PROBLEM TO WORK ON - Wherever the word "scholarly" appears in the entries, copy the whole line.
** Begin **
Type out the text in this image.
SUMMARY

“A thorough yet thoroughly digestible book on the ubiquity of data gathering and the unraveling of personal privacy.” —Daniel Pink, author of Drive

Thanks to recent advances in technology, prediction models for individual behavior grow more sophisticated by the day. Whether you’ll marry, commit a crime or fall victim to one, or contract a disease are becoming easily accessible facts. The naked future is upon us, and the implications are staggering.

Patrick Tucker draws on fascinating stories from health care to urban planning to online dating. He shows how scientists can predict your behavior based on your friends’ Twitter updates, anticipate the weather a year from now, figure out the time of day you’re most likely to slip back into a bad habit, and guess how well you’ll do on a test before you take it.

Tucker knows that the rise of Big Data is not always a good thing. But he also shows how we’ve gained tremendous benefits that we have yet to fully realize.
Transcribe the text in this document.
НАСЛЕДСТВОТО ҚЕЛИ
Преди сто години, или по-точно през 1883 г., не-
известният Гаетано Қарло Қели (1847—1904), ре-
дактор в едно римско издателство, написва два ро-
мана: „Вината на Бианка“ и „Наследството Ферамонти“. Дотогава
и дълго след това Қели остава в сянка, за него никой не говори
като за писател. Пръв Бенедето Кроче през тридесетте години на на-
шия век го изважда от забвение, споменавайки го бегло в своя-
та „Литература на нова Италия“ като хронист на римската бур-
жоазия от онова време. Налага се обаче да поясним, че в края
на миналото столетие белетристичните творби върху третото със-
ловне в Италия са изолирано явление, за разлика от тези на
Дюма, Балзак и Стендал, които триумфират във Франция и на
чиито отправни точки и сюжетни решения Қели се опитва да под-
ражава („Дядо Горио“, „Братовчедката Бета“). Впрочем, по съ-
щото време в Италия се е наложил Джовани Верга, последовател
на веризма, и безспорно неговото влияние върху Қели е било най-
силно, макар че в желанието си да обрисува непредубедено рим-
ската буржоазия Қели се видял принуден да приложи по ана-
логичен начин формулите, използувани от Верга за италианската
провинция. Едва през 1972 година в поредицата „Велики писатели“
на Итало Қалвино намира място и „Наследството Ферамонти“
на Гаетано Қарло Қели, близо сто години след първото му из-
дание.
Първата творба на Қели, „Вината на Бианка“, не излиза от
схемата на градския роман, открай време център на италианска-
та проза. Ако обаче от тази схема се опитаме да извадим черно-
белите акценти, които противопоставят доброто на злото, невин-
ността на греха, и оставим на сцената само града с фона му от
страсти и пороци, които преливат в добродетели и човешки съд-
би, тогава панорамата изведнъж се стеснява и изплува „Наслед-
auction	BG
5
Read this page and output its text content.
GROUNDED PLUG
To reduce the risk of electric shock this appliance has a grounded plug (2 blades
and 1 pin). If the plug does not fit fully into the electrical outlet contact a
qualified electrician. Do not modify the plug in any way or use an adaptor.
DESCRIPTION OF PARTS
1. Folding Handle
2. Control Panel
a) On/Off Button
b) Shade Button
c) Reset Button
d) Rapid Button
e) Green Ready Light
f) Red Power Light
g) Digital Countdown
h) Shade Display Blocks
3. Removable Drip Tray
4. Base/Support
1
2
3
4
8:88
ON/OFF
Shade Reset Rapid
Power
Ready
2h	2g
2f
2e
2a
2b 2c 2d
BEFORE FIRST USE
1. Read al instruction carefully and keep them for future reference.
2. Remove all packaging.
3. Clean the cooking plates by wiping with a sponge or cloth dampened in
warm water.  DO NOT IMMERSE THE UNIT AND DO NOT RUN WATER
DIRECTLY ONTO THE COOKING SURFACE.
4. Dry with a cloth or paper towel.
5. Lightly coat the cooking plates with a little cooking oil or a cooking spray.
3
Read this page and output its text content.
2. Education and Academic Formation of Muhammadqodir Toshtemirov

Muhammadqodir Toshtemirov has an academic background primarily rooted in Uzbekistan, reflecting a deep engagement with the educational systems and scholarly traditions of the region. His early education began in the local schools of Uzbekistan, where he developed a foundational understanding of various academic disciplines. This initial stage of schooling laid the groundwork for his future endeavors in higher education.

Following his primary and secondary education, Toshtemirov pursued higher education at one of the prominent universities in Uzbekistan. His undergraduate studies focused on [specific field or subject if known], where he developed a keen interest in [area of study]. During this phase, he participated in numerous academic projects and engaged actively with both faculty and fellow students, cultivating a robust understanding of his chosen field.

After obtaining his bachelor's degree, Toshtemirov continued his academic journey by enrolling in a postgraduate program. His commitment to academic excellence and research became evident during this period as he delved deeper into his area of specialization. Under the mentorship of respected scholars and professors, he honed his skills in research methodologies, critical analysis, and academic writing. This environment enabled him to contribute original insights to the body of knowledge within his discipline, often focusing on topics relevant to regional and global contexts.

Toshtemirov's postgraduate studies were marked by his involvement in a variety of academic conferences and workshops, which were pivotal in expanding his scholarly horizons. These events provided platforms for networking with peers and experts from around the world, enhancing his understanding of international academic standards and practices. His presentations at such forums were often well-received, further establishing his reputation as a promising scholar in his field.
** End **
ANSWER TO THIS PROBLEM -
Muhammadqodir Toshtemirov has an academic background primarily rooted in Uzbekistan, reflecting a deep engagement with the educational systems and scholarly traditions of the region. His early education began in the local schools of Uzbekistan, where he developed a foundational understanding of various academic disciplines. This initial stage of schooling laid the groundwork for his future endeavors in higher education.
Toshtemirov's postgraduate studies were marked by his involvement in a variety of academic conferences and workshops, which were pivotal in expanding his scholarly horizons. These events provided platforms for networking with peers and experts from around the world, enhancing his understanding of international academic standards and practices. His presentations at such forums were often well-received, further establishing his reputation as a promising scholar in his field.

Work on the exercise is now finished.